## Task prompt:
From the records below, copy every line that contains the word "mbar".

[Data records]
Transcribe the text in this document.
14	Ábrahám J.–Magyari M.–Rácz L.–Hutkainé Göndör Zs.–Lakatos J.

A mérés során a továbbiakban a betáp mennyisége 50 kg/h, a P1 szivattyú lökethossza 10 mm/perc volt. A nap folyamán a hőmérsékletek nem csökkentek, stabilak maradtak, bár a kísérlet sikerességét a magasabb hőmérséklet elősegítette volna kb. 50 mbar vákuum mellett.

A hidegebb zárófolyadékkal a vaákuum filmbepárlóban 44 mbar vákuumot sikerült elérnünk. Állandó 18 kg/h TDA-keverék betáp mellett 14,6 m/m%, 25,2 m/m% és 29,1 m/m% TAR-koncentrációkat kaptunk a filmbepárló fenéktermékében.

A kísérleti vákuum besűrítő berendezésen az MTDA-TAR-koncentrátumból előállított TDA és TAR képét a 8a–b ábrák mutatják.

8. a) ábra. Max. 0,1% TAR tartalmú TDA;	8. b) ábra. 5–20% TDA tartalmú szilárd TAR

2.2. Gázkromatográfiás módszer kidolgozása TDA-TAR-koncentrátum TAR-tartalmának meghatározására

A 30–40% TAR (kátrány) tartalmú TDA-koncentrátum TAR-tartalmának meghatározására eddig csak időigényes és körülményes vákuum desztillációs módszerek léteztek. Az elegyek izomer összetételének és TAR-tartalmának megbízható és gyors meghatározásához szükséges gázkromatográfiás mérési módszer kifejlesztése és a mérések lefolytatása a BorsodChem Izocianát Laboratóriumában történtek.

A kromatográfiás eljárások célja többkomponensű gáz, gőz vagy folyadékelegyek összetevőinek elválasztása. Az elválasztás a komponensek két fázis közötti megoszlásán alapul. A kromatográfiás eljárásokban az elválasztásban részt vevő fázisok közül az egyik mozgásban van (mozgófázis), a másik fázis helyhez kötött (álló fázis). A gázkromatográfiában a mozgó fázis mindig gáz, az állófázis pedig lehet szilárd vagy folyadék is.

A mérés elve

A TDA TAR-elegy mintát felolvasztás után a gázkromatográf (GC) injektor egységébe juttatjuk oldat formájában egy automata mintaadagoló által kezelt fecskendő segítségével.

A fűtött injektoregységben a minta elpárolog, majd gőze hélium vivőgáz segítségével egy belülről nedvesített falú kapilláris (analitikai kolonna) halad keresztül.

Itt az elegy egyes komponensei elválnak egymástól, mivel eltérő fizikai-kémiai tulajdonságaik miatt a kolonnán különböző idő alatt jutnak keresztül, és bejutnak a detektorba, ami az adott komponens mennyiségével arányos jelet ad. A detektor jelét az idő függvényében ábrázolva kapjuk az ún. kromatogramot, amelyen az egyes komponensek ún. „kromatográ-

## Problem solution:
A mérés során a továbbiakban a betáp mennyisége 50 kg/h, a P1 szivattyú lökethossza 10 mm/perc volt. A nap folyamán a hőmérsékletek nem csökkentek, stabilak maradtak, bár a kísérlet sikerességét a magasabb hőmérséklet elősegítette volna kb. 50 mbar vákuum mellett.
A hidegebb zárófolyadékkal a vaákuum filmbepárlóban 44 mbar vákuumot sikerült elérnünk. Állandó 18 kg/h TDA-keverék betáp mellett 14,6 m/m%, 25,2 m/m% és 29,1 m/m% TAR-koncentrációkat kaptunk a filmbepárló fenéktermékében.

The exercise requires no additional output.